-- CHALLENGE --
Convert the listing lines starting at the one containing "node-label: 编辑图书（管理员） xyxy=(763,449,789,665)" and ending at the one containing "node-label: 归还图书 xyxy=(1001,537,1027,634)", both included, into a Markdown table with columns Row and Line. Number each line in Row and skip blank lines.

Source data
....

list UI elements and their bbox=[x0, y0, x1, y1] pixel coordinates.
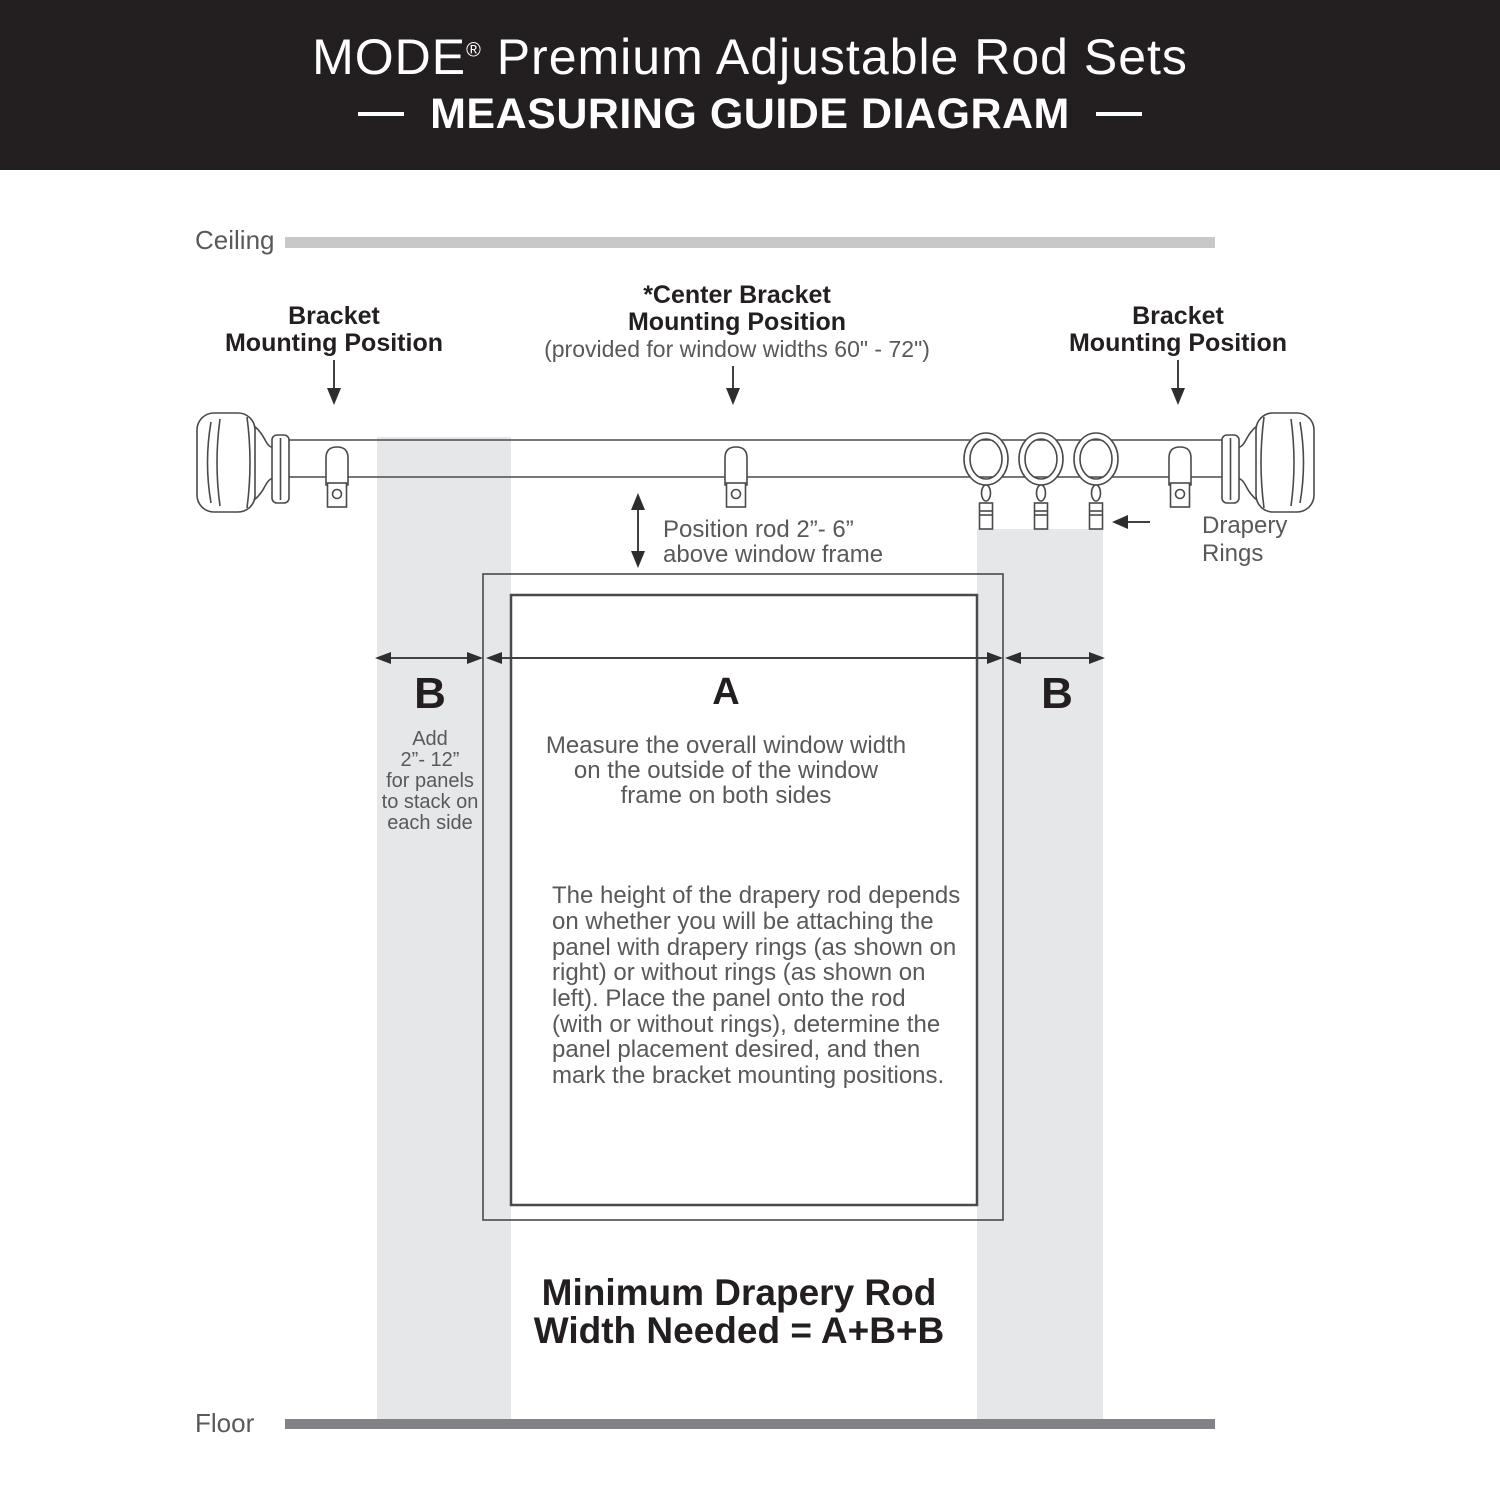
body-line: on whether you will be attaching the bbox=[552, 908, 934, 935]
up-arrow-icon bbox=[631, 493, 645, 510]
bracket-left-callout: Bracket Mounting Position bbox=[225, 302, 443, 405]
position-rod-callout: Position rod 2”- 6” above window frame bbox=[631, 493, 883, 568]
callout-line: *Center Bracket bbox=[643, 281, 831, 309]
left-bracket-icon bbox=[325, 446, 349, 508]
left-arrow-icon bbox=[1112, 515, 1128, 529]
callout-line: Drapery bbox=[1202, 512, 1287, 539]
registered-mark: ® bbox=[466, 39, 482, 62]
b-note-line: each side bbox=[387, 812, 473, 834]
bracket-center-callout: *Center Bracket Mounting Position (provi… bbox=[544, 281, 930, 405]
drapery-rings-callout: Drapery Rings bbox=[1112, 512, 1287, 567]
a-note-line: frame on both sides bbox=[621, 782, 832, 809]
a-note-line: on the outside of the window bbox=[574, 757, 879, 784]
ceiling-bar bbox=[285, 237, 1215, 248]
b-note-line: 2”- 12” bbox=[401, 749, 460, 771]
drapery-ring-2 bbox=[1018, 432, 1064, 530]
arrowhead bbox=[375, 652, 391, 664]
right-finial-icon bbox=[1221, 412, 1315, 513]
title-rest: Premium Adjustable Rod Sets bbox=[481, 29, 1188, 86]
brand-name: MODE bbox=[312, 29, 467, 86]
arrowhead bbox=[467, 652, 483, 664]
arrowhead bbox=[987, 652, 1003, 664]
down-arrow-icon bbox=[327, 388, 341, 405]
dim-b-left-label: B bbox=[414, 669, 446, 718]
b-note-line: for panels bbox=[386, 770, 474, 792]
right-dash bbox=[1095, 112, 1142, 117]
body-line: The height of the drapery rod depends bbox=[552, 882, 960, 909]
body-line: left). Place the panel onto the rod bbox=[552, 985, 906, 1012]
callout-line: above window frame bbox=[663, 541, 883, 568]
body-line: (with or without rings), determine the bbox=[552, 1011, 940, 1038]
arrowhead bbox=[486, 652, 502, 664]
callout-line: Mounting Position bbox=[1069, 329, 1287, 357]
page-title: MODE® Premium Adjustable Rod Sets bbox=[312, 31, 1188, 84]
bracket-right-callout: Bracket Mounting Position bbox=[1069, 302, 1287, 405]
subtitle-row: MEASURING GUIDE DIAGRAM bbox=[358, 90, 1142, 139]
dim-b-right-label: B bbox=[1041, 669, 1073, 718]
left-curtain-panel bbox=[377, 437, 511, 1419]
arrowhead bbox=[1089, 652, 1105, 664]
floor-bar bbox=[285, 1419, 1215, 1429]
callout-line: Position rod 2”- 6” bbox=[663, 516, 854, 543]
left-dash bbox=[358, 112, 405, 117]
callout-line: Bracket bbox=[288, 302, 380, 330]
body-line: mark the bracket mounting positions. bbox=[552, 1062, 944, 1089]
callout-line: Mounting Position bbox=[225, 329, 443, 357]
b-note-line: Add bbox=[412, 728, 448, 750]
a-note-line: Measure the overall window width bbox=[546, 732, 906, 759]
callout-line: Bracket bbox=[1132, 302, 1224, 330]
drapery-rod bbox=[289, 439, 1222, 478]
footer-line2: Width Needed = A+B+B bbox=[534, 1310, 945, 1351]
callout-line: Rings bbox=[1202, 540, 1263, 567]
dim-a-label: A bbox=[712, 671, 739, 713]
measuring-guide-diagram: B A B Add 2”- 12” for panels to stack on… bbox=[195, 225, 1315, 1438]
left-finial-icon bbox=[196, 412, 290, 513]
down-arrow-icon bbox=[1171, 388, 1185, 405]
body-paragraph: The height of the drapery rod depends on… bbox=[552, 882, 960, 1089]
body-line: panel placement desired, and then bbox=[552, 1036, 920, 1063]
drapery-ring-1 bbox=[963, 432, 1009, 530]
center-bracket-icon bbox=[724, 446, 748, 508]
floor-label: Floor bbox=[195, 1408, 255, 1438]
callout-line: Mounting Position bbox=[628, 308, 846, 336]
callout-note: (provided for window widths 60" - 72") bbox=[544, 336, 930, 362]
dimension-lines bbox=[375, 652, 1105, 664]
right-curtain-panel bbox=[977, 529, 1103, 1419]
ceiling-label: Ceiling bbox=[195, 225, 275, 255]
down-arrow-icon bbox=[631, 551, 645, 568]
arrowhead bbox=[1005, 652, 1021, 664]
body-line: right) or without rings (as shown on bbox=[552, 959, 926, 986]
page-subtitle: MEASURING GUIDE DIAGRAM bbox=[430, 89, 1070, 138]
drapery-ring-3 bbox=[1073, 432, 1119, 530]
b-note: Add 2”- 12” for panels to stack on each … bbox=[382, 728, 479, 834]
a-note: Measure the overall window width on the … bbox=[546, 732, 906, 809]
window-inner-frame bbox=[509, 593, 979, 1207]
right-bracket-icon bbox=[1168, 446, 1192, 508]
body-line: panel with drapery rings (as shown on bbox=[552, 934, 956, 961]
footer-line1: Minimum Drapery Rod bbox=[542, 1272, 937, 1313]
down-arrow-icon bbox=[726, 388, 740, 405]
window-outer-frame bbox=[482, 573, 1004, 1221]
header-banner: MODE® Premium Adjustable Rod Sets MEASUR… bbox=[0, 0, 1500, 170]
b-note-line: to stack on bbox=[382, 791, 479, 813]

....

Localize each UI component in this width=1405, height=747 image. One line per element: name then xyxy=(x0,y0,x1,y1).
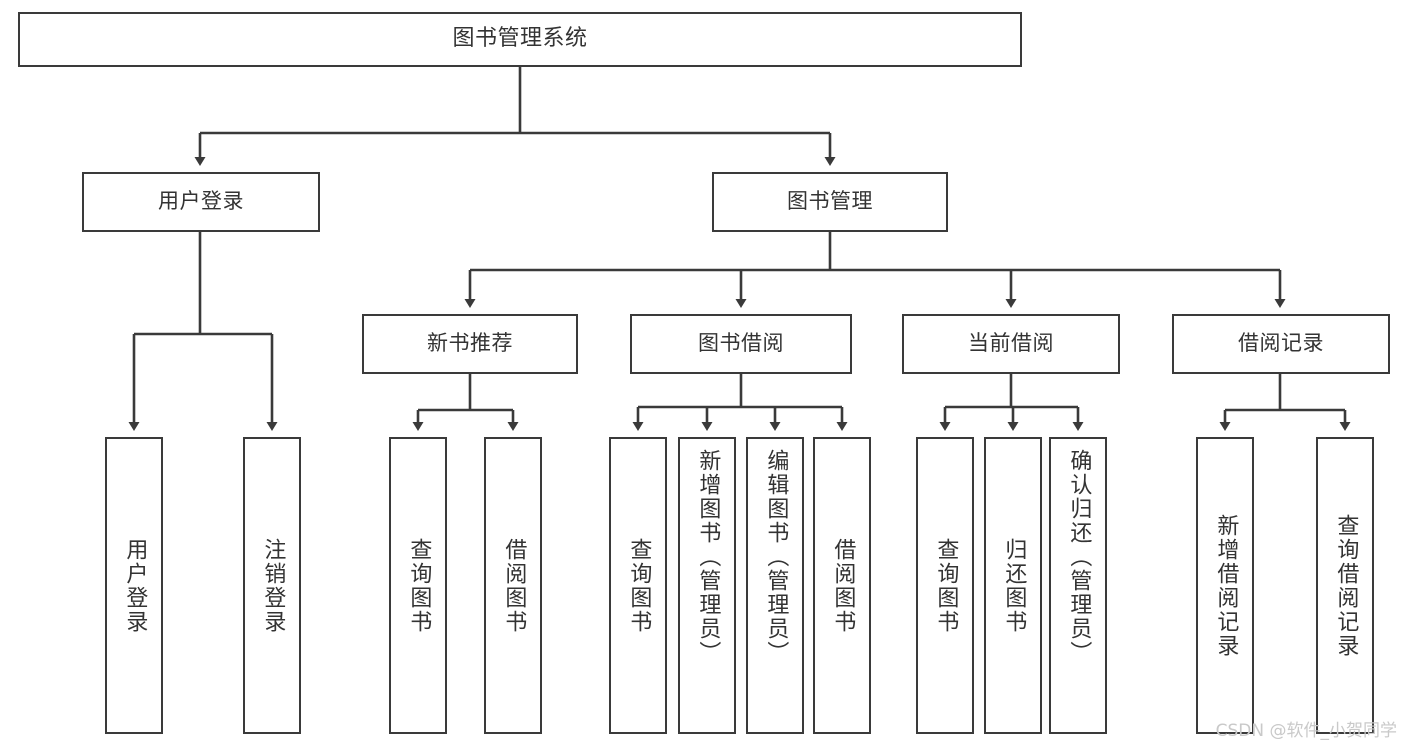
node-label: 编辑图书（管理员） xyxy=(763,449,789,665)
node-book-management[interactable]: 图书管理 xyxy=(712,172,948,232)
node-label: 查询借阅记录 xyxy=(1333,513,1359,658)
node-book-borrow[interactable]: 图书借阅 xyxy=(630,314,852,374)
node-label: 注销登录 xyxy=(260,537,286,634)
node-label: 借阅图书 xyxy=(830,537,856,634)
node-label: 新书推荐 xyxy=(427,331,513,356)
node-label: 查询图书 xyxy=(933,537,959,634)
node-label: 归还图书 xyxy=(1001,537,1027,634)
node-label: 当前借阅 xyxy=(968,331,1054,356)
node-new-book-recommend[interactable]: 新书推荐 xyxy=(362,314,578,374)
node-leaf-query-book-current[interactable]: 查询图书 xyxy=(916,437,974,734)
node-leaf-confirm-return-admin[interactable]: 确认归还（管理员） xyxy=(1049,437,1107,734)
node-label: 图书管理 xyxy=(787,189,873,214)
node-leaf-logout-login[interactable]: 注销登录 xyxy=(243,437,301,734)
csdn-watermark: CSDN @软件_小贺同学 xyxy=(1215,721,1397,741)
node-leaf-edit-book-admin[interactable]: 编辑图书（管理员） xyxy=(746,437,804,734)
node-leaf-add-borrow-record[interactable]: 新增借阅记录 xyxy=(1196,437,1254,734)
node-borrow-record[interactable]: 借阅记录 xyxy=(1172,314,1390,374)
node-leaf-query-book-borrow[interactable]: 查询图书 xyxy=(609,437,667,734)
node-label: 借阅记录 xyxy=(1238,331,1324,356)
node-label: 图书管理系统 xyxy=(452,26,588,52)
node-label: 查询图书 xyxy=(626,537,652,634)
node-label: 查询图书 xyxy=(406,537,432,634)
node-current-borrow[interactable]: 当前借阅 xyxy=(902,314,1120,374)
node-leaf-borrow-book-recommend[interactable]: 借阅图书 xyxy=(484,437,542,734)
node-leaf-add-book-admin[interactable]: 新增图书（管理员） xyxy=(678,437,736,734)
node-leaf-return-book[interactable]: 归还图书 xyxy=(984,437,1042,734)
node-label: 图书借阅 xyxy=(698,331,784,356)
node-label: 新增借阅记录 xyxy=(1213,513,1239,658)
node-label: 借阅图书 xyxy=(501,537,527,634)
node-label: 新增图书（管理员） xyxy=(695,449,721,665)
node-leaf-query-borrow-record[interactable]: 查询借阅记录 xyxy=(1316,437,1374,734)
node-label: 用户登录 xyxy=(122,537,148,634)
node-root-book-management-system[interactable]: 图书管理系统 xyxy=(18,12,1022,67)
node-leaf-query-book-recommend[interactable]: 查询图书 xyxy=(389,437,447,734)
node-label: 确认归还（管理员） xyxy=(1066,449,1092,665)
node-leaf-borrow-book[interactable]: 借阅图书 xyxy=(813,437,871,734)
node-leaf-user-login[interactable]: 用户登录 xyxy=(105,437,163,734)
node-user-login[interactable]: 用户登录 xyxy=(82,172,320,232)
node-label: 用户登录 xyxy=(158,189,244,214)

....

-- WRITTEN REPLY --
| Row | Line |
|---|---|
| 1 | node-label: 编辑图书（管理员） xyxy=(763,449,789,665) |
| 2 | node-book-management[interactable]: 图书管理 xyxy=(712,172,948,232) |
| 3 | node-label: 查询借阅记录 xyxy=(1333,513,1359,658) |
| 4 | node-book-borrow[interactable]: 图书借阅 xyxy=(630,314,852,374) |
| 5 | node-label: 注销登录 xyxy=(260,537,286,634) |
| 6 | node-label: 借阅图书 xyxy=(830,537,856,634) |
| 7 | node-label: 新书推荐 xyxy=(427,331,513,356) |
| 8 | node-label: 查询图书 xyxy=(933,537,959,634) |
| 9 | node-label: 归还图书 xyxy=(1001,537,1027,634) |